### ITEMS

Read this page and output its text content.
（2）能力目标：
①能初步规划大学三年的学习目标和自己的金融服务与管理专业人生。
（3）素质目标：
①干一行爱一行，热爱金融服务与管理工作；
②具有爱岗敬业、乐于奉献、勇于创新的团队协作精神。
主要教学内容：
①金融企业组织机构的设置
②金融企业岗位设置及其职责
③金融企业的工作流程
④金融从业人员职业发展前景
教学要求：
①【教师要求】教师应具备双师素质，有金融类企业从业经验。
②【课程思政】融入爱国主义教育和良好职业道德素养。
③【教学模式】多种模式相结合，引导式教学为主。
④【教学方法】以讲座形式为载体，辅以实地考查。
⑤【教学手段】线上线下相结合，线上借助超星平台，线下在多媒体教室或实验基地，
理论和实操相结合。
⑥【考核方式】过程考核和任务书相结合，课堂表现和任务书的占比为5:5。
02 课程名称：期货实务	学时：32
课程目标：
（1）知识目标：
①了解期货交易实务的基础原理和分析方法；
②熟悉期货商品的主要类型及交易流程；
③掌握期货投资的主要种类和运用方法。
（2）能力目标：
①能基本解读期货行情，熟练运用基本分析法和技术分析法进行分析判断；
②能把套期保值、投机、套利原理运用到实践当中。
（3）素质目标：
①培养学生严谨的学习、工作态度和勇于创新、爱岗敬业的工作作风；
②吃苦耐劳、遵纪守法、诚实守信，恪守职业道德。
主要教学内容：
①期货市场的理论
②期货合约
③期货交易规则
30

######

[TASK DIRECTIONS] Repeat the material above in full, keeping every word.

[RESULT BELOW]
Read this page and output its text content.
（2）能力目标：
①能初步规划大学三年的学习目标和自己的金融服务与管理专业人生。
（3）素质目标：
①干一行爱一行，热爱金融服务与管理工作；
②具有爱岗敬业、乐于奉献、勇于创新的团队协作精神。
主要教学内容：
①金融企业组织机构的设置
②金融企业岗位设置及其职责
③金融企业的工作流程
④金融从业人员职业发展前景
教学要求：
①【教师要求】教师应具备双师素质，有金融类企业从业经验。
②【课程思政】融入爱国主义教育和良好职业道德素养。
③【教学模式】多种模式相结合，引导式教学为主。
④【教学方法】以讲座形式为载体，辅以实地考查。
⑤【教学手段】线上线下相结合，线上借助超星平台，线下在多媒体教室或实验基地，
理论和实操相结合。
⑥【考核方式】过程考核和任务书相结合，课堂表现和任务书的占比为5:5。
02 课程名称：期货实务	学时：32
课程目标：
（1）知识目标：
①了解期货交易实务的基础原理和分析方法；
②熟悉期货商品的主要类型及交易流程；
③掌握期货投资的主要种类和运用方法。
（2）能力目标：
①能基本解读期货行情，熟练运用基本分析法和技术分析法进行分析判断；
②能把套期保值、投机、套利原理运用到实践当中。
（3）素质目标：
①培养学生严谨的学习、工作态度和勇于创新、爱岗敬业的工作作风；
②吃苦耐劳、遵纪守法、诚实守信，恪守职业道德。
主要教学内容：
①期货市场的理论
②期货合约
③期货交易规则
30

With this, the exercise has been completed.